* **TASK PROMPT**
Locate the line that contains "Output the underlying". Reproduce it and all following lines up to the end of the material, exactly and with nothing added.

+++

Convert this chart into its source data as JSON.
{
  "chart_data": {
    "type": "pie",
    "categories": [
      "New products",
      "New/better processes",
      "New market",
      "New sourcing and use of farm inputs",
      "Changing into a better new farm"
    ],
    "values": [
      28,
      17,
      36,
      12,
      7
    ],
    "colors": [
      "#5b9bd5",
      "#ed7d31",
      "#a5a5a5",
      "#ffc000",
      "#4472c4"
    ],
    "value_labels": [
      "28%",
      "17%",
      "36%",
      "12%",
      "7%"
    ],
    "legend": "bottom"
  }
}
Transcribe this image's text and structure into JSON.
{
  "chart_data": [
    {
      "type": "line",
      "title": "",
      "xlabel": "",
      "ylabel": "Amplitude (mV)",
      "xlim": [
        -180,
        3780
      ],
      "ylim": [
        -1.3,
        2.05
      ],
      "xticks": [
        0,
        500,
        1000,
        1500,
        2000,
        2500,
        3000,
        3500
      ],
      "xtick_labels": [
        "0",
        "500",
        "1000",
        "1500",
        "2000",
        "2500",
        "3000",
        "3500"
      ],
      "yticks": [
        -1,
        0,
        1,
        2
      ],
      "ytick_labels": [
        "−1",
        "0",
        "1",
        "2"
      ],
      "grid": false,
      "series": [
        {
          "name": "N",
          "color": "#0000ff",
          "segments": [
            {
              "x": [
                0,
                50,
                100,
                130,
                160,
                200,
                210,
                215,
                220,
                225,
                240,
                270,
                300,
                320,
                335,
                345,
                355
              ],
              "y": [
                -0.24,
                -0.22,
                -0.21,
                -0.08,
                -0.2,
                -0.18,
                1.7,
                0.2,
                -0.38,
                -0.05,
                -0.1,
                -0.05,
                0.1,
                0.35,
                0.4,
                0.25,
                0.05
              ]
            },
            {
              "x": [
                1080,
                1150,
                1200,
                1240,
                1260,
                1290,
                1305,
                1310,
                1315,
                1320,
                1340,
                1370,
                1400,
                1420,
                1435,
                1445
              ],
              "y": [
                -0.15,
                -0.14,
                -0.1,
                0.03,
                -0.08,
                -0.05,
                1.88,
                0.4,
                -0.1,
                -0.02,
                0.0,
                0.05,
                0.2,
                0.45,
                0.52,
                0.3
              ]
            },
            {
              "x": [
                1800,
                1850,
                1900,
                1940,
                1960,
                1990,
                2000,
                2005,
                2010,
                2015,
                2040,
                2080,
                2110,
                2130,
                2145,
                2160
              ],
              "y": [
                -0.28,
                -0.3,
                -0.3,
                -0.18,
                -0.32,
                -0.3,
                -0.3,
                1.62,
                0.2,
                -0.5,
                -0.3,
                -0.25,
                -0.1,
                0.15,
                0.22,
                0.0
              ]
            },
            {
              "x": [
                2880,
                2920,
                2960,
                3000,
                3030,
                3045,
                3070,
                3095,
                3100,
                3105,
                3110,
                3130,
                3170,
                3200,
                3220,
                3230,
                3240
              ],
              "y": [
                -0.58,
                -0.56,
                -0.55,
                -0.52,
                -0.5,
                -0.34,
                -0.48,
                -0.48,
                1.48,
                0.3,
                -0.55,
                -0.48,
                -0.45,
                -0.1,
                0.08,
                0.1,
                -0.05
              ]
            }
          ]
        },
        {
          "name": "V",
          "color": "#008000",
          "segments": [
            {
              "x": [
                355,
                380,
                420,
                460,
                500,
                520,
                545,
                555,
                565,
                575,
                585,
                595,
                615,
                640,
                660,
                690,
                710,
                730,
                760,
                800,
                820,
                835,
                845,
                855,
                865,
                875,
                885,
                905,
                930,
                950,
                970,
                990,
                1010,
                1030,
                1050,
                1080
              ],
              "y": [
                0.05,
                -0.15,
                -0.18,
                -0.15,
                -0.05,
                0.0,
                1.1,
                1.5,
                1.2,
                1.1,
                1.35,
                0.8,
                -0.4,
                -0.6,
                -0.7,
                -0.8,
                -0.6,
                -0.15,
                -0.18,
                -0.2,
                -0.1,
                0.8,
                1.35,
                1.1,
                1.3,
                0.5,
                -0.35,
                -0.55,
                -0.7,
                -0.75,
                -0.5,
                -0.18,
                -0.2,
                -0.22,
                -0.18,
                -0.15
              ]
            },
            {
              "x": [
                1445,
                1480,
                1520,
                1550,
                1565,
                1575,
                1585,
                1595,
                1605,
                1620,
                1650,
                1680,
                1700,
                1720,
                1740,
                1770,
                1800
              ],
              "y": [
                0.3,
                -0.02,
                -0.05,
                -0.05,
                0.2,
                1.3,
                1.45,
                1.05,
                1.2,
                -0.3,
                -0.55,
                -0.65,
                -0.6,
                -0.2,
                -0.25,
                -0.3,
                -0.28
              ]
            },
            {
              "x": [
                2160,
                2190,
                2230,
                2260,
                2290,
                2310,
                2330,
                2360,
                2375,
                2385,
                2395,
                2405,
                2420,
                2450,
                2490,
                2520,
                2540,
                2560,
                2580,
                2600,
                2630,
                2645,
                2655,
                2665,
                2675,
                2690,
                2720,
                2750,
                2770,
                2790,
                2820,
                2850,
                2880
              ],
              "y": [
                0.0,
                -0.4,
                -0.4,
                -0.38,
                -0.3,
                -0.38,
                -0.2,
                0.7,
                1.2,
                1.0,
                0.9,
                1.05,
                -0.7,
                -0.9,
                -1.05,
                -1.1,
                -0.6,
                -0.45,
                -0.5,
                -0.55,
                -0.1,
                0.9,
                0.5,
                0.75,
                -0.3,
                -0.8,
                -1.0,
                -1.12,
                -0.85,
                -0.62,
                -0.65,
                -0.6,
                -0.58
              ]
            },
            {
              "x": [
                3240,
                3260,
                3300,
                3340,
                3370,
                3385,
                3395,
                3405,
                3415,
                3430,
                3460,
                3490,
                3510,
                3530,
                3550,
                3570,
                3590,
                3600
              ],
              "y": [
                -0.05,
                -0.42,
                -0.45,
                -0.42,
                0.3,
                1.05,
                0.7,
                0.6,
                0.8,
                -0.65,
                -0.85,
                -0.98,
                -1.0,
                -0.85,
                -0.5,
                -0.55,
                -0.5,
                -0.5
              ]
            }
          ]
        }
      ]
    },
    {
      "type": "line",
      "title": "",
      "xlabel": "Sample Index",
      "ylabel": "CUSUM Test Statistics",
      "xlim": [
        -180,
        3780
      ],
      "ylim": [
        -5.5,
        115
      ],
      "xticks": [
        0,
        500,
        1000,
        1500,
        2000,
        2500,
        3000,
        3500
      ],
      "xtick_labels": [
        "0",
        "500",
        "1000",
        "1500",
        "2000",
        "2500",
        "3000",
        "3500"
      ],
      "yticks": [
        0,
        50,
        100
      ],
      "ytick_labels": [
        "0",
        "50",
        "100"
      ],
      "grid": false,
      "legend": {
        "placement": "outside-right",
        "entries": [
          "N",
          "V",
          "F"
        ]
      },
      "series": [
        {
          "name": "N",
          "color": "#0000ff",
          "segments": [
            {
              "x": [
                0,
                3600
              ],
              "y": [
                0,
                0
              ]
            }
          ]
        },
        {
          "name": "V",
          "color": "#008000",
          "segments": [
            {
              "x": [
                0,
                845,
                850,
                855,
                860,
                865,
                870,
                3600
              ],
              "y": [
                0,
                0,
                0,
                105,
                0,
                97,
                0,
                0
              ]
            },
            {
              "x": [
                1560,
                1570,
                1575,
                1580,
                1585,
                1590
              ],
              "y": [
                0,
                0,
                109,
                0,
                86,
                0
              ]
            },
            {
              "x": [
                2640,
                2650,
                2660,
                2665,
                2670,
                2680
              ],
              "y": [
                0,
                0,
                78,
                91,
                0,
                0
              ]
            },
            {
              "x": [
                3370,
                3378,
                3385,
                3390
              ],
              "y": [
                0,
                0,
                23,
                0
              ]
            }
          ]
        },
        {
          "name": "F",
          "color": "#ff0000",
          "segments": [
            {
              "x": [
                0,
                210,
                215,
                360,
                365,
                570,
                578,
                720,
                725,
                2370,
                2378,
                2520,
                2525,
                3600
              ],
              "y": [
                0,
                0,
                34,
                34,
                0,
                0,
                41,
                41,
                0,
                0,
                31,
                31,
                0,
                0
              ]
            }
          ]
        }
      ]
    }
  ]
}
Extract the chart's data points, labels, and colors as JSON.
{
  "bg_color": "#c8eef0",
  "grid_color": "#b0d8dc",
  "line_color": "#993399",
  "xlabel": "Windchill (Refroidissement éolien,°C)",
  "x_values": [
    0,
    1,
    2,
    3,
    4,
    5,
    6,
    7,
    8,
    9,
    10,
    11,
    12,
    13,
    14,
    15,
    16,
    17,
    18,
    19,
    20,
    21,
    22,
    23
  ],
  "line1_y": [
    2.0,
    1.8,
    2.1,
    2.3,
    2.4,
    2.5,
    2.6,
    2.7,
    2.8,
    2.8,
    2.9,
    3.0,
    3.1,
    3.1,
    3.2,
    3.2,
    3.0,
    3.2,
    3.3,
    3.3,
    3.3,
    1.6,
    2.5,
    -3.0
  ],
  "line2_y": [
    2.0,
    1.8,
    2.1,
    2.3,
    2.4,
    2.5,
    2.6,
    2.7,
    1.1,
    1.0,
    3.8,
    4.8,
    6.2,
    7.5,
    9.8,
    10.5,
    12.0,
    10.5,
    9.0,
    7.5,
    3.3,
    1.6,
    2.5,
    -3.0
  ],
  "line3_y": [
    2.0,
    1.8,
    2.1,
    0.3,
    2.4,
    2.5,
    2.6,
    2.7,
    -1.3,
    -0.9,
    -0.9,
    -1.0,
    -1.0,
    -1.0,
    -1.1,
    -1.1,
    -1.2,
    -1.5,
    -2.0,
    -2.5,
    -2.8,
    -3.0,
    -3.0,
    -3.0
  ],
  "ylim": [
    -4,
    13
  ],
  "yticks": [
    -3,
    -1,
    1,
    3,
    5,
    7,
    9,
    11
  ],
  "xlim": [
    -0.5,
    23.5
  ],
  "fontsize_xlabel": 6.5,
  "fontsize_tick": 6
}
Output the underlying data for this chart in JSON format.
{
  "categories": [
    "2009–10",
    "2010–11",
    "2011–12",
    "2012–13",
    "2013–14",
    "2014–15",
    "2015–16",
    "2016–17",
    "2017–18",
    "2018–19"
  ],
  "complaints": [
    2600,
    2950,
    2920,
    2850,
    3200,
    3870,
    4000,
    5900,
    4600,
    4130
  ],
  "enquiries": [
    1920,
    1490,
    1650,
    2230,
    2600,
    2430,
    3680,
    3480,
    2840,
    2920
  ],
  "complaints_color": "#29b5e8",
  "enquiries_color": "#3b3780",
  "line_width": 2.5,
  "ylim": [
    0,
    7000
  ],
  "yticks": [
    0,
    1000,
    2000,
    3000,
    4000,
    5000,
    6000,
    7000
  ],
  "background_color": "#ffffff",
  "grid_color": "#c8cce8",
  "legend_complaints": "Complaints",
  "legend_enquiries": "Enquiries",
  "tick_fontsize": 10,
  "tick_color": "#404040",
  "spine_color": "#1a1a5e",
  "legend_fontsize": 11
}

+++

* **OUTPUT BELOW**
Output the underlying data for this chart in JSON format.
{
  "categories": [
    "2009–10",
    "2010–11",
    "2011–12",
    "2012–13",
    "2013–14",
    "2014–15",
    "2015–16",
    "2016–17",
    "2017–18",
    "2018–19"
  ],
  "complaints": [
    2600,
    2950,
    2920,
    2850,
    3200,
    3870,
    4000,
    5900,
    4600,
    4130
  ],
  "enquiries": [
    1920,
    1490,
    1650,
    2230,
    2600,
    2430,
    3680,
    3480,
    2840,
    2920
  ],
  "complaints_color": "#29b5e8",
  "enquiries_color": "#3b3780",
  "line_width": 2.5,
  "ylim": [
    0,
    7000
  ],
  "yticks": [
    0,
    1000,
    2000,
    3000,
    4000,
    5000,
    6000,
    7000
  ],
  "background_color": "#ffffff",
  "grid_color": "#c8cce8",
  "legend_complaints": "Complaints",
  "legend_enquiries": "Enquiries",
  "tick_fontsize": 10,
  "tick_color": "#404040",
  "spine_color": "#1a1a5e",
  "legend_fontsize": 11
}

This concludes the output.